» Stored rows

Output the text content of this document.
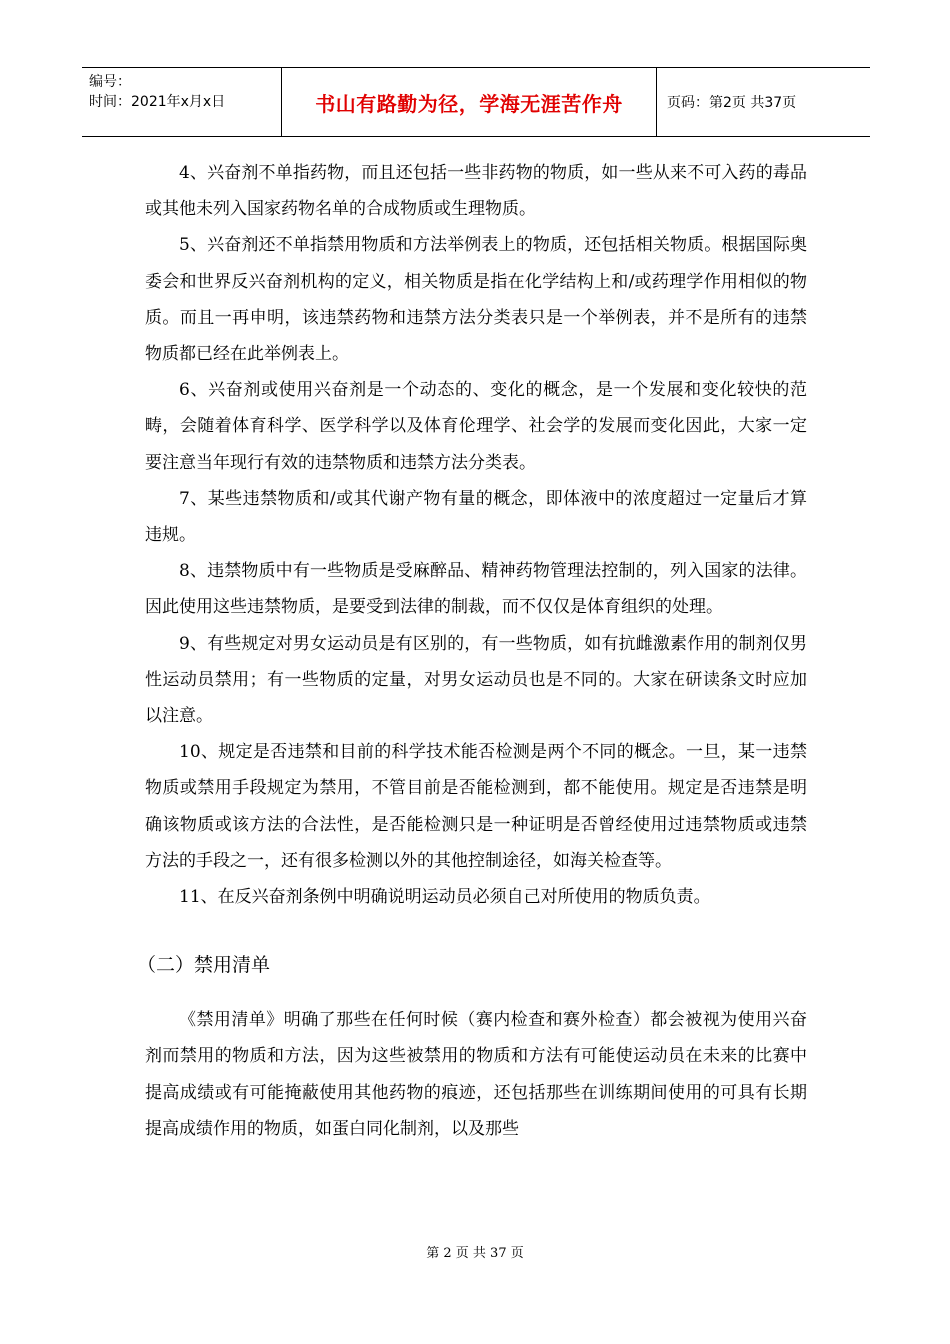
编号：
时间：2021年x月x日	书山有路勤为径，学海无涯苦作舟	页码：第2页 共37页

4、兴奋剂不单指药物，而且还包括一些非药物的物质，如一些从来不可入药的毒品或其他未列入国家药物名单的合成物质或生理物质。

5、兴奋剂还不单指禁用物质和方法举例表上的物质，还包括相关物质。根据国际奥委会和世界反兴奋剂机构的定义，相关物质是指在化学结构上和/或药理学作用相似的物质。而且一再申明，该违禁药物和违禁方法分类表只是一个举例表，并不是所有的违禁物质都已经在此举例表上。

6、兴奋剂或使用兴奋剂是一个动态的、变化的概念，是一个发展和变化较快的范畴，会随着体育科学、医学科学以及体育伦理学、社会学的发展而变化因此，大家一定要注意当年现行有效的违禁物质和违禁方法分类表。

7、某些违禁物质和/或其代谢产物有量的概念，即体液中的浓度超过一定量后才算违规。

8、违禁物质中有一些物质是受麻醉品、精神药物管理法控制的，列入国家的法律。因此使用这些违禁物质，是要受到法律的制裁，而不仅仅是体育组织的处理。

9、有些规定对男女运动员是有区别的，有一些物质，如有抗雌激素作用的制剂仅男性运动员禁用；有一些物质的定量，对男女运动员也是不同的。大家在研读条文时应加以注意。

10、规定是否违禁和目前的科学技术能否检测是两个不同的概念。一旦，某一违禁物质或禁用手段规定为禁用，不管目前是否能检测到，都不能使用。规定是否违禁是明确该物质或该方法的合法性，是否能检测只是一种证明是否曾经使用过违禁物质或违禁方法的手段之一，还有很多检测以外的其他控制途径，如海关检查等。

11、在反兴奋剂条例中明确说明运动员必须自己对所使用的物质负责。

（二）禁用清单

《禁用清单》明确了那些在任何时候（赛内检查和赛外检查）都会被视为使用兴奋剂而禁用的物质和方法，因为这些被禁用的物质和方法有可能使运动员在未来的比赛中提高成绩或有可能掩蔽使用其他药物的痕迹，还包括那些在训练期间使用的可具有长期提高成绩作用的物质，如蛋白同化制剂，以及那些

第 2 页 共 37 页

» What is required
Retype every record above exactly as written, but leave out the pictures.

» The reply
Output the text content of this document.
编号：
时间：2021年x月x日	书山有路勤为径，学海无涯苦作舟	页码：第2页 共37页

4、兴奋剂不单指药物，而且还包括一些非药物的物质，如一些从来不可入药的毒品或其他未列入国家药物名单的合成物质或生理物质。

5、兴奋剂还不单指禁用物质和方法举例表上的物质，还包括相关物质。根据国际奥委会和世界反兴奋剂机构的定义，相关物质是指在化学结构上和/或药理学作用相似的物质。而且一再申明，该违禁药物和违禁方法分类表只是一个举例表，并不是所有的违禁物质都已经在此举例表上。

6、兴奋剂或使用兴奋剂是一个动态的、变化的概念，是一个发展和变化较快的范畴，会随着体育科学、医学科学以及体育伦理学、社会学的发展而变化因此，大家一定要注意当年现行有效的违禁物质和违禁方法分类表。

7、某些违禁物质和/或其代谢产物有量的概念，即体液中的浓度超过一定量后才算违规。

8、违禁物质中有一些物质是受麻醉品、精神药物管理法控制的，列入国家的法律。因此使用这些违禁物质，是要受到法律的制裁，而不仅仅是体育组织的处理。

9、有些规定对男女运动员是有区别的，有一些物质，如有抗雌激素作用的制剂仅男性运动员禁用；有一些物质的定量，对男女运动员也是不同的。大家在研读条文时应加以注意。

10、规定是否违禁和目前的科学技术能否检测是两个不同的概念。一旦，某一违禁物质或禁用手段规定为禁用，不管目前是否能检测到，都不能使用。规定是否违禁是明确该物质或该方法的合法性，是否能检测只是一种证明是否曾经使用过违禁物质或违禁方法的手段之一，还有很多检测以外的其他控制途径，如海关检查等。

11、在反兴奋剂条例中明确说明运动员必须自己对所使用的物质负责。

（二）禁用清单

《禁用清单》明确了那些在任何时候（赛内检查和赛外检查）都会被视为使用兴奋剂而禁用的物质和方法，因为这些被禁用的物质和方法有可能使运动员在未来的比赛中提高成绩或有可能掩蔽使用其他药物的痕迹，还包括那些在训练期间使用的可具有长期提高成绩作用的物质，如蛋白同化制剂，以及那些

第 2 页 共 37 页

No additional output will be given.